*Dataset content:*
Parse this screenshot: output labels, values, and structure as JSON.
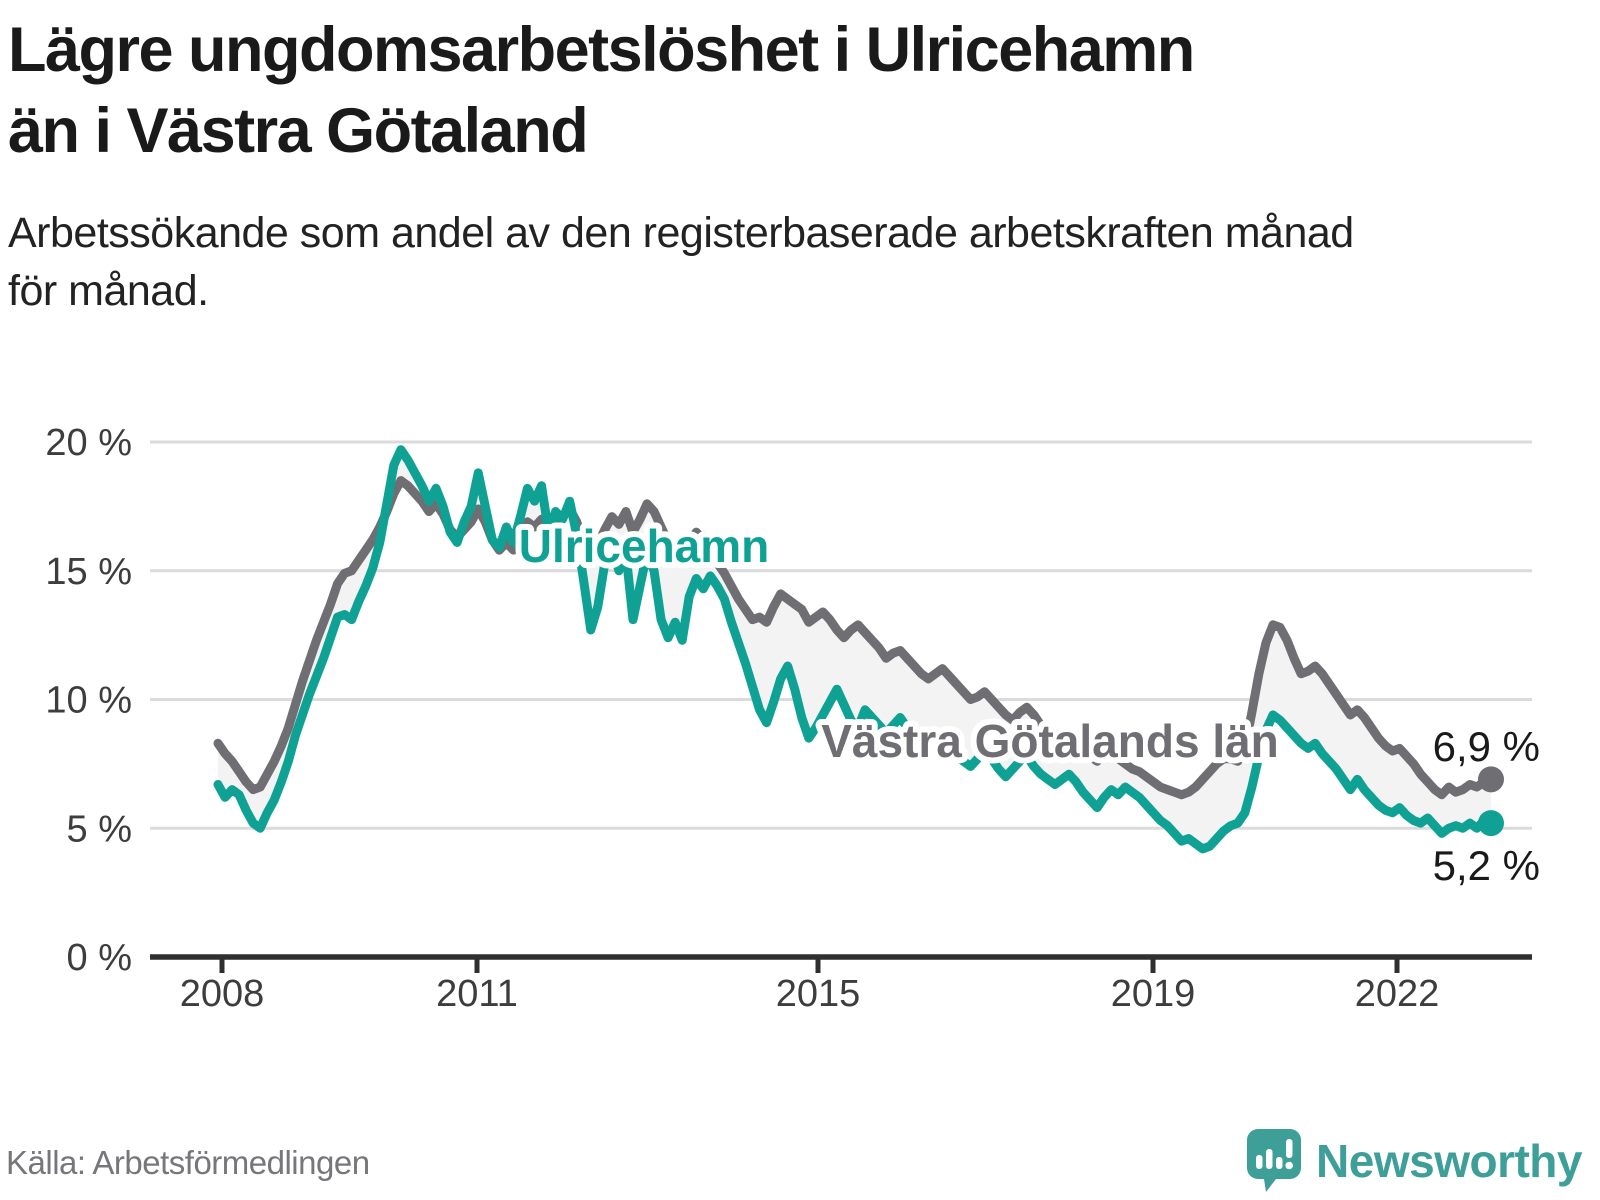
{
  "title": {
    "line1": "Lägre ungdomsarbetslöshet i Ulricehamn",
    "line2": "än i Västra Götaland"
  },
  "subtitle": {
    "line1": "Arbetssökande som andel av den registerbaserade arbetskraften månad",
    "line2": "för månad."
  },
  "source": "Källa: Arbetsförmedlingen",
  "logo": {
    "name": "Newsworthy"
  },
  "colors": {
    "ulricehamn": "#0fa294",
    "vastra_gotaland": "#6e6e73",
    "fill_between": "#f3f3f3",
    "gridline": "#dbdbdb",
    "axis": "#2f2f2f",
    "axis_label": "#3d3d3d",
    "end_label": "#1a1a1a",
    "logo_teal": "#3e9e98"
  },
  "chart_data": {
    "type": "line",
    "title": "Lägre ungdomsarbetslöshet i Ulricehamn än i Västra Götaland",
    "subtitle": "Arbetssökande som andel av den registerbaserade arbetskraften månad för månad.",
    "unit": "%",
    "x_start": "2008-01",
    "x_ticks": [
      "2008",
      "2011",
      "2015",
      "2019",
      "2022"
    ],
    "y_ticks": [
      {
        "label": "20 %",
        "value": 20
      },
      {
        "label": "15 %",
        "value": 15
      },
      {
        "label": "10 %",
        "value": 10
      },
      {
        "label": "5 %",
        "value": 5
      },
      {
        "label": "0 %",
        "value": 0
      }
    ],
    "ylim": [
      0,
      20
    ],
    "grid": true,
    "legend_position": "inline-labels",
    "series": [
      {
        "name": "Västra Götalands län",
        "color": "#6e6e73",
        "end_label": "6,9 %",
        "end_value": 6.9,
        "values": [
          8.3,
          7.9,
          7.6,
          7.2,
          6.8,
          6.5,
          6.6,
          7.1,
          7.6,
          8.2,
          8.9,
          9.8,
          10.7,
          11.5,
          12.3,
          13.0,
          13.7,
          14.5,
          14.9,
          15.0,
          15.4,
          15.8,
          16.2,
          16.7,
          17.3,
          18.0,
          18.5,
          18.3,
          18.0,
          17.7,
          17.3,
          17.6,
          17.2,
          16.6,
          16.3,
          16.6,
          16.9,
          17.4,
          16.9,
          16.2,
          15.8,
          16.1,
          15.8,
          16.3,
          16.9,
          16.7,
          17.0,
          16.4,
          16.8,
          17.1,
          17.4,
          16.9,
          16.1,
          15.6,
          16.0,
          16.6,
          17.1,
          16.8,
          17.3,
          16.5,
          17.0,
          17.6,
          17.3,
          16.7,
          16.1,
          15.8,
          15.5,
          16.1,
          16.5,
          16.2,
          15.9,
          15.3,
          14.9,
          14.4,
          13.9,
          13.5,
          13.1,
          13.2,
          13.0,
          13.6,
          14.1,
          13.9,
          13.7,
          13.5,
          13.0,
          13.2,
          13.4,
          13.1,
          12.7,
          12.4,
          12.7,
          12.9,
          12.6,
          12.3,
          12.0,
          11.6,
          11.8,
          11.9,
          11.6,
          11.3,
          11.0,
          10.8,
          11.0,
          11.2,
          10.9,
          10.6,
          10.3,
          10.0,
          10.1,
          10.3,
          10.0,
          9.7,
          9.4,
          9.2,
          9.5,
          9.7,
          9.4,
          9.0,
          8.7,
          8.4,
          8.6,
          8.7,
          8.4,
          8.1,
          7.8,
          7.6,
          7.9,
          8.0,
          7.7,
          7.5,
          7.3,
          7.2,
          7.0,
          6.8,
          6.6,
          6.5,
          6.4,
          6.3,
          6.4,
          6.6,
          6.9,
          7.2,
          7.5,
          7.7,
          7.7,
          7.6,
          8.1,
          9.5,
          11.0,
          12.2,
          12.9,
          12.8,
          12.3,
          11.6,
          11.0,
          11.1,
          11.3,
          11.0,
          10.6,
          10.2,
          9.8,
          9.4,
          9.6,
          9.3,
          8.9,
          8.5,
          8.2,
          8.0,
          8.1,
          7.8,
          7.5,
          7.1,
          6.8,
          6.5,
          6.3,
          6.6,
          6.4,
          6.5,
          6.7,
          6.6,
          6.8,
          6.9
        ]
      },
      {
        "name": "Ulricehamn",
        "color": "#0fa294",
        "end_label": "5,2 %",
        "end_value": 5.2,
        "values": [
          6.7,
          6.2,
          6.5,
          6.3,
          5.7,
          5.2,
          5.0,
          5.6,
          6.1,
          6.8,
          7.6,
          8.6,
          9.4,
          10.2,
          10.9,
          11.6,
          12.4,
          13.2,
          13.3,
          13.1,
          13.8,
          14.4,
          15.1,
          16.1,
          17.6,
          19.1,
          19.7,
          19.3,
          18.8,
          18.3,
          17.7,
          18.2,
          17.5,
          16.5,
          16.1,
          16.9,
          17.5,
          18.8,
          17.5,
          16.2,
          15.9,
          16.7,
          16.1,
          17.1,
          18.2,
          17.7,
          18.3,
          16.5,
          17.3,
          17.0,
          17.7,
          16.4,
          14.6,
          12.7,
          13.6,
          15.3,
          16.0,
          15.0,
          15.7,
          13.1,
          14.4,
          15.7,
          15.0,
          13.1,
          12.4,
          13.0,
          12.3,
          14.0,
          14.7,
          14.3,
          14.8,
          14.4,
          13.9,
          13.0,
          12.2,
          11.4,
          10.5,
          9.6,
          9.1,
          9.9,
          10.8,
          11.3,
          10.4,
          9.3,
          8.5,
          8.9,
          9.4,
          9.9,
          10.4,
          9.8,
          9.2,
          8.9,
          9.6,
          9.3,
          9.0,
          8.7,
          9.0,
          9.3,
          8.9,
          8.5,
          8.1,
          7.8,
          8.2,
          8.5,
          8.1,
          7.8,
          7.6,
          7.4,
          7.7,
          8.0,
          7.7,
          7.3,
          7.0,
          7.3,
          7.6,
          7.8,
          7.4,
          7.1,
          6.9,
          6.7,
          6.9,
          7.1,
          6.8,
          6.4,
          6.1,
          5.8,
          6.2,
          6.5,
          6.3,
          6.6,
          6.4,
          6.2,
          5.9,
          5.6,
          5.3,
          5.1,
          4.8,
          4.5,
          4.6,
          4.4,
          4.2,
          4.3,
          4.6,
          4.9,
          5.1,
          5.2,
          5.6,
          6.6,
          7.8,
          8.8,
          9.4,
          9.2,
          8.9,
          8.6,
          8.3,
          8.1,
          8.3,
          7.9,
          7.6,
          7.3,
          6.9,
          6.5,
          6.9,
          6.5,
          6.2,
          5.9,
          5.7,
          5.6,
          5.8,
          5.5,
          5.3,
          5.2,
          5.4,
          5.1,
          4.8,
          5.0,
          5.1,
          5.0,
          5.2,
          5.0,
          5.3,
          5.2
        ]
      }
    ]
  }
}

*Aim of the task:* Do not include images; quote all of the entries above exactly.

*Result for this exercise:*
Parse this screenshot: output labels, values, and structure as JSON.
{
  "title": {
    "line1": "Lägre ungdomsarbetslöshet i Ulricehamn",
    "line2": "än i Västra Götaland"
  },
  "subtitle": {
    "line1": "Arbetssökande som andel av den registerbaserade arbetskraften månad",
    "line2": "för månad."
  },
  "source": "Källa: Arbetsförmedlingen",
  "logo": {
    "name": "Newsworthy"
  },
  "colors": {
    "ulricehamn": "#0fa294",
    "vastra_gotaland": "#6e6e73",
    "fill_between": "#f3f3f3",
    "gridline": "#dbdbdb",
    "axis": "#2f2f2f",
    "axis_label": "#3d3d3d",
    "end_label": "#1a1a1a",
    "logo_teal": "#3e9e98"
  },
  "chart_data": {
    "type": "line",
    "title": "Lägre ungdomsarbetslöshet i Ulricehamn än i Västra Götaland",
    "subtitle": "Arbetssökande som andel av den registerbaserade arbetskraften månad för månad.",
    "unit": "%",
    "x_start": "2008-01",
    "x_ticks": [
      "2008",
      "2011",
      "2015",
      "2019",
      "2022"
    ],
    "y_ticks": [
      {
        "label": "20 %",
        "value": 20
      },
      {
        "label": "15 %",
        "value": 15
      },
      {
        "label": "10 %",
        "value": 10
      },
      {
        "label": "5 %",
        "value": 5
      },
      {
        "label": "0 %",
        "value": 0
      }
    ],
    "ylim": [
      0,
      20
    ],
    "grid": true,
    "legend_position": "inline-labels",
    "series": [
      {
        "name": "Västra Götalands län",
        "color": "#6e6e73",
        "end_label": "6,9 %",
        "end_value": 6.9,
        "values": [
          8.3,
          7.9,
          7.6,
          7.2,
          6.8,
          6.5,
          6.6,
          7.1,
          7.6,
          8.2,
          8.9,
          9.8,
          10.7,
          11.5,
          12.3,
          13.0,
          13.7,
          14.5,
          14.9,
          15.0,
          15.4,
          15.8,
          16.2,
          16.7,
          17.3,
          18.0,
          18.5,
          18.3,
          18.0,
          17.7,
          17.3,
          17.6,
          17.2,
          16.6,
          16.3,
          16.6,
          16.9,
          17.4,
          16.9,
          16.2,
          15.8,
          16.1,
          15.8,
          16.3,
          16.9,
          16.7,
          17.0,
          16.4,
          16.8,
          17.1,
          17.4,
          16.9,
          16.1,
          15.6,
          16.0,
          16.6,
          17.1,
          16.8,
          17.3,
          16.5,
          17.0,
          17.6,
          17.3,
          16.7,
          16.1,
          15.8,
          15.5,
          16.1,
          16.5,
          16.2,
          15.9,
          15.3,
          14.9,
          14.4,
          13.9,
          13.5,
          13.1,
          13.2,
          13.0,
          13.6,
          14.1,
          13.9,
          13.7,
          13.5,
          13.0,
          13.2,
          13.4,
          13.1,
          12.7,
          12.4,
          12.7,
          12.9,
          12.6,
          12.3,
          12.0,
          11.6,
          11.8,
          11.9,
          11.6,
          11.3,
          11.0,
          10.8,
          11.0,
          11.2,
          10.9,
          10.6,
          10.3,
          10.0,
          10.1,
          10.3,
          10.0,
          9.7,
          9.4,
          9.2,
          9.5,
          9.7,
          9.4,
          9.0,
          8.7,
          8.4,
          8.6,
          8.7,
          8.4,
          8.1,
          7.8,
          7.6,
          7.9,
          8.0,
          7.7,
          7.5,
          7.3,
          7.2,
          7.0,
          6.8,
          6.6,
          6.5,
          6.4,
          6.3,
          6.4,
          6.6,
          6.9,
          7.2,
          7.5,
          7.7,
          7.7,
          7.6,
          8.1,
          9.5,
          11.0,
          12.2,
          12.9,
          12.8,
          12.3,
          11.6,
          11.0,
          11.1,
          11.3,
          11.0,
          10.6,
          10.2,
          9.8,
          9.4,
          9.6,
          9.3,
          8.9,
          8.5,
          8.2,
          8.0,
          8.1,
          7.8,
          7.5,
          7.1,
          6.8,
          6.5,
          6.3,
          6.6,
          6.4,
          6.5,
          6.7,
          6.6,
          6.8,
          6.9
        ]
      },
      {
        "name": "Ulricehamn",
        "color": "#0fa294",
        "end_label": "5,2 %",
        "end_value": 5.2,
        "values": [
          6.7,
          6.2,
          6.5,
          6.3,
          5.7,
          5.2,
          5.0,
          5.6,
          6.1,
          6.8,
          7.6,
          8.6,
          9.4,
          10.2,
          10.9,
          11.6,
          12.4,
          13.2,
          13.3,
          13.1,
          13.8,
          14.4,
          15.1,
          16.1,
          17.6,
          19.1,
          19.7,
          19.3,
          18.8,
          18.3,
          17.7,
          18.2,
          17.5,
          16.5,
          16.1,
          16.9,
          17.5,
          18.8,
          17.5,
          16.2,
          15.9,
          16.7,
          16.1,
          17.1,
          18.2,
          17.7,
          18.3,
          16.5,
          17.3,
          17.0,
          17.7,
          16.4,
          14.6,
          12.7,
          13.6,
          15.3,
          16.0,
          15.0,
          15.7,
          13.1,
          14.4,
          15.7,
          15.0,
          13.1,
          12.4,
          13.0,
          12.3,
          14.0,
          14.7,
          14.3,
          14.8,
          14.4,
          13.9,
          13.0,
          12.2,
          11.4,
          10.5,
          9.6,
          9.1,
          9.9,
          10.8,
          11.3,
          10.4,
          9.3,
          8.5,
          8.9,
          9.4,
          9.9,
          10.4,
          9.8,
          9.2,
          8.9,
          9.6,
          9.3,
          9.0,
          8.7,
          9.0,
          9.3,
          8.9,
          8.5,
          8.1,
          7.8,
          8.2,
          8.5,
          8.1,
          7.8,
          7.6,
          7.4,
          7.7,
          8.0,
          7.7,
          7.3,
          7.0,
          7.3,
          7.6,
          7.8,
          7.4,
          7.1,
          6.9,
          6.7,
          6.9,
          7.1,
          6.8,
          6.4,
          6.1,
          5.8,
          6.2,
          6.5,
          6.3,
          6.6,
          6.4,
          6.2,
          5.9,
          5.6,
          5.3,
          5.1,
          4.8,
          4.5,
          4.6,
          4.4,
          4.2,
          4.3,
          4.6,
          4.9,
          5.1,
          5.2,
          5.6,
          6.6,
          7.8,
          8.8,
          9.4,
          9.2,
          8.9,
          8.6,
          8.3,
          8.1,
          8.3,
          7.9,
          7.6,
          7.3,
          6.9,
          6.5,
          6.9,
          6.5,
          6.2,
          5.9,
          5.7,
          5.6,
          5.8,
          5.5,
          5.3,
          5.2,
          5.4,
          5.1,
          4.8,
          5.0,
          5.1,
          5.0,
          5.2,
          5.0,
          5.3,
          5.2
        ]
      }
    ]
  }
}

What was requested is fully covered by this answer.